_Set task_:
Reproduce the records below in full and without edits, omitting images.

_Supplied records_:
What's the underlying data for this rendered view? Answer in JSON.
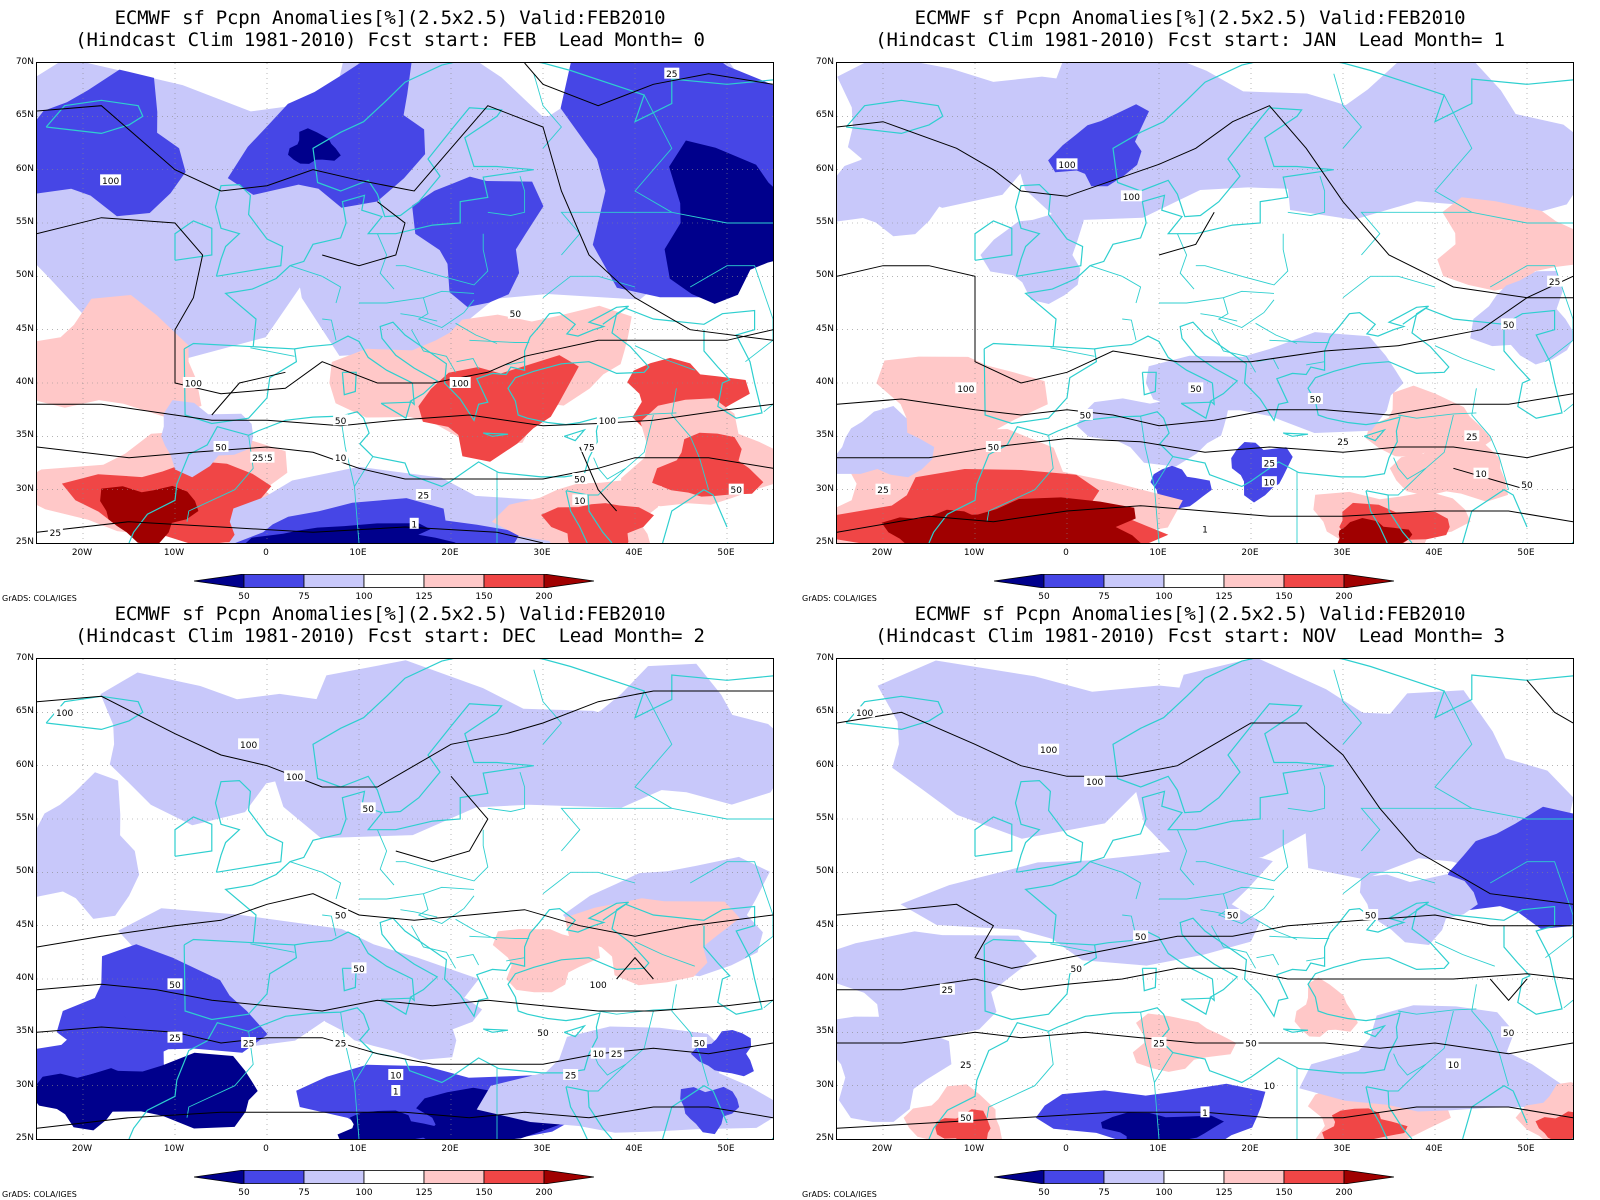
{
  "panels": [
    {
      "title_line1": "ECMWF sf Pcpn Anomalies[%](2.5x2.5) Valid:FEB2010",
      "title_line2": "(Hindcast Clim 1981-2010) Fcst start: FEB  Lead Month= 0",
      "fcst_start": "FEB",
      "lead_month": 0,
      "contour_labels": [
        "25",
        "25",
        "100",
        "100",
        "100",
        "50",
        "50",
        "50",
        "25",
        "10",
        "25",
        "1",
        "100",
        "75",
        "50",
        "10",
        "50",
        "25"
      ]
    },
    {
      "title_line1": "ECMWF sf Pcpn Anomalies[%](2.5x2.5) Valid:FEB2010",
      "title_line2": "(Hindcast Clim 1981-2010) Fcst start: JAN  Lead Month= 1",
      "fcst_start": "JAN",
      "lead_month": 1,
      "contour_labels": [
        "100",
        "100",
        "25",
        "50",
        "100",
        "50",
        "50",
        "50",
        "25",
        "25",
        "10",
        "25",
        "1",
        "25",
        "10",
        "50",
        "50"
      ]
    },
    {
      "title_line1": "ECMWF sf Pcpn Anomalies[%](2.5x2.5) Valid:FEB2010",
      "title_line2": "(Hindcast Clim 1981-2010) Fcst start: DEC  Lead Month= 2",
      "fcst_start": "DEC",
      "lead_month": 2,
      "contour_labels": [
        "100",
        "100",
        "100",
        "50",
        "25",
        "25",
        "50",
        "50",
        "50",
        "25",
        "25",
        "50",
        "10",
        "1",
        "100",
        "50",
        "10",
        "25"
      ]
    },
    {
      "title_line1": "ECMWF sf Pcpn Anomalies[%](2.5x2.5) Valid:FEB2010",
      "title_line2": "(Hindcast Clim 1981-2010) Fcst start: NOV  Lead Month= 3",
      "fcst_start": "NOV",
      "lead_month": 3,
      "contour_labels": [
        "100",
        "100",
        "100",
        "50",
        "50",
        "25",
        "50",
        "50",
        "25",
        "10",
        "1",
        "50",
        "10",
        "25",
        "50",
        "50"
      ]
    }
  ],
  "map": {
    "lat_labels": [
      "70N",
      "65N",
      "60N",
      "55N",
      "50N",
      "45N",
      "40N",
      "35N",
      "30N",
      "25N"
    ],
    "lon_labels": [
      "20W",
      "10W",
      "0",
      "10E",
      "20E",
      "30E",
      "40E",
      "50E"
    ],
    "lat_range": [
      25,
      70
    ],
    "lon_range": [
      -25,
      55
    ]
  },
  "legend": {
    "labels": [
      "50",
      "75",
      "100",
      "125",
      "150",
      "200"
    ],
    "colors": [
      "#00008c",
      "#4646e6",
      "#c8c8fa",
      "#ffffff",
      "#ffc8c8",
      "#f04646",
      "#a00000"
    ]
  },
  "credit": "GrADS: COLA/IGES",
  "colors": {
    "coast": "#2ecfcf",
    "contour": "#000000",
    "grid": "#888888"
  }
}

_Exercise response_:
What's the underlying data for this rendered view? Answer in JSON.
{
  "panels": [
    {
      "title_line1": "ECMWF sf Pcpn Anomalies[%](2.5x2.5) Valid:FEB2010",
      "title_line2": "(Hindcast Clim 1981-2010) Fcst start: FEB  Lead Month= 0",
      "fcst_start": "FEB",
      "lead_month": 0,
      "contour_labels": [
        "25",
        "25",
        "100",
        "100",
        "100",
        "50",
        "50",
        "50",
        "25",
        "10",
        "25",
        "1",
        "100",
        "75",
        "50",
        "10",
        "50",
        "25"
      ]
    },
    {
      "title_line1": "ECMWF sf Pcpn Anomalies[%](2.5x2.5) Valid:FEB2010",
      "title_line2": "(Hindcast Clim 1981-2010) Fcst start: JAN  Lead Month= 1",
      "fcst_start": "JAN",
      "lead_month": 1,
      "contour_labels": [
        "100",
        "100",
        "25",
        "50",
        "100",
        "50",
        "50",
        "50",
        "25",
        "25",
        "10",
        "25",
        "1",
        "25",
        "10",
        "50",
        "50"
      ]
    },
    {
      "title_line1": "ECMWF sf Pcpn Anomalies[%](2.5x2.5) Valid:FEB2010",
      "title_line2": "(Hindcast Clim 1981-2010) Fcst start: DEC  Lead Month= 2",
      "fcst_start": "DEC",
      "lead_month": 2,
      "contour_labels": [
        "100",
        "100",
        "100",
        "50",
        "25",
        "25",
        "50",
        "50",
        "50",
        "25",
        "25",
        "50",
        "10",
        "1",
        "100",
        "50",
        "10",
        "25"
      ]
    },
    {
      "title_line1": "ECMWF sf Pcpn Anomalies[%](2.5x2.5) Valid:FEB2010",
      "title_line2": "(Hindcast Clim 1981-2010) Fcst start: NOV  Lead Month= 3",
      "fcst_start": "NOV",
      "lead_month": 3,
      "contour_labels": [
        "100",
        "100",
        "100",
        "50",
        "50",
        "25",
        "50",
        "50",
        "25",
        "10",
        "1",
        "50",
        "10",
        "25",
        "50",
        "50"
      ]
    }
  ],
  "map": {
    "lat_labels": [
      "70N",
      "65N",
      "60N",
      "55N",
      "50N",
      "45N",
      "40N",
      "35N",
      "30N",
      "25N"
    ],
    "lon_labels": [
      "20W",
      "10W",
      "0",
      "10E",
      "20E",
      "30E",
      "40E",
      "50E"
    ],
    "lat_range": [
      25,
      70
    ],
    "lon_range": [
      -25,
      55
    ]
  },
  "legend": {
    "labels": [
      "50",
      "75",
      "100",
      "125",
      "150",
      "200"
    ],
    "colors": [
      "#00008c",
      "#4646e6",
      "#c8c8fa",
      "#ffffff",
      "#ffc8c8",
      "#f04646",
      "#a00000"
    ]
  },
  "credit": "GrADS: COLA/IGES",
  "colors": {
    "coast": "#2ecfcf",
    "contour": "#000000",
    "grid": "#888888"
  }
}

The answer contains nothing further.